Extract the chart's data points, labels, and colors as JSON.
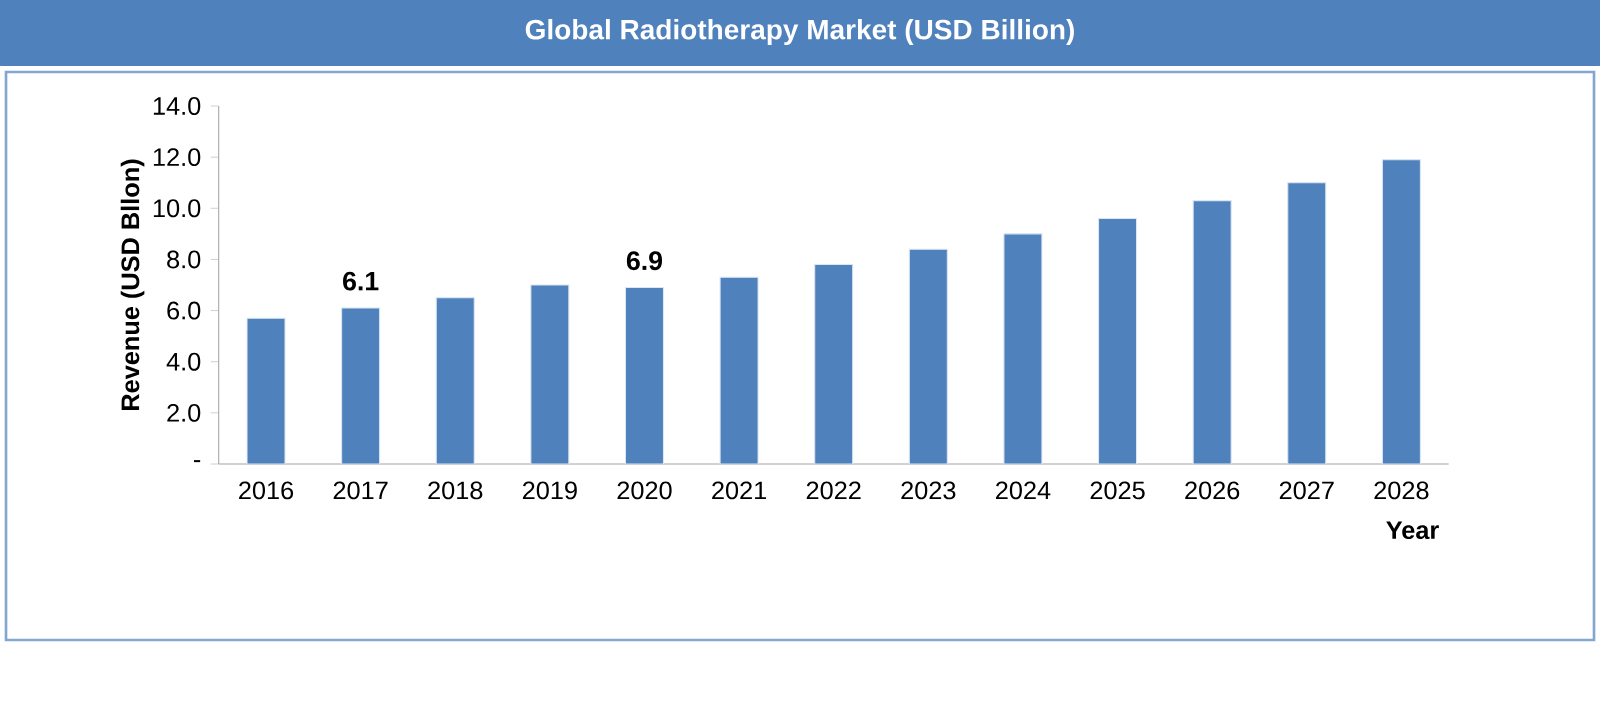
{
  "chart_data": {
    "type": "bar",
    "title": "Global Radiotherapy Market (USD Billion)",
    "xlabel": "Year",
    "ylabel": "Revenue (USD Bllon)",
    "categories": [
      "2016",
      "2017",
      "2018",
      "2019",
      "2020",
      "2021",
      "2022",
      "2023",
      "2024",
      "2025",
      "2026",
      "2027",
      "2028"
    ],
    "values": [
      5.7,
      6.1,
      6.5,
      7.0,
      6.9,
      7.3,
      7.8,
      8.4,
      9.0,
      9.6,
      10.3,
      11.0,
      11.9
    ],
    "value_labels": [
      null,
      "6.1",
      null,
      null,
      "6.9",
      null,
      null,
      null,
      null,
      null,
      null,
      null,
      null
    ],
    "color": "#4f81bd",
    "ylim": [
      0,
      14
    ],
    "yticks": [
      {
        "value": 0,
        "label": "-"
      },
      {
        "value": 2,
        "label": "2.0"
      },
      {
        "value": 4,
        "label": "4.0"
      },
      {
        "value": 6,
        "label": "6.0"
      },
      {
        "value": 8,
        "label": "8.0"
      },
      {
        "value": 10,
        "label": "10.0"
      },
      {
        "value": 12,
        "label": "12.0"
      },
      {
        "value": 14,
        "label": "14.0"
      }
    ]
  }
}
=-=-=
Aim
Leave the images out and output the remaining material exactly as it stands.

Output of the task
Extract the chart's data points, labels, and colors as JSON.
{
  "chart_data": {
    "type": "bar",
    "title": "Global Radiotherapy Market (USD Billion)",
    "xlabel": "Year",
    "ylabel": "Revenue (USD Bllon)",
    "categories": [
      "2016",
      "2017",
      "2018",
      "2019",
      "2020",
      "2021",
      "2022",
      "2023",
      "2024",
      "2025",
      "2026",
      "2027",
      "2028"
    ],
    "values": [
      5.7,
      6.1,
      6.5,
      7.0,
      6.9,
      7.3,
      7.8,
      8.4,
      9.0,
      9.6,
      10.3,
      11.0,
      11.9
    ],
    "value_labels": [
      null,
      "6.1",
      null,
      null,
      "6.9",
      null,
      null,
      null,
      null,
      null,
      null,
      null,
      null
    ],
    "color": "#4f81bd",
    "ylim": [
      0,
      14
    ],
    "yticks": [
      {
        "value": 0,
        "label": "-"
      },
      {
        "value": 2,
        "label": "2.0"
      },
      {
        "value": 4,
        "label": "4.0"
      },
      {
        "value": 6,
        "label": "6.0"
      },
      {
        "value": 8,
        "label": "8.0"
      },
      {
        "value": 10,
        "label": "10.0"
      },
      {
        "value": 12,
        "label": "12.0"
      },
      {
        "value": 14,
        "label": "14.0"
      }
    ]
  }
}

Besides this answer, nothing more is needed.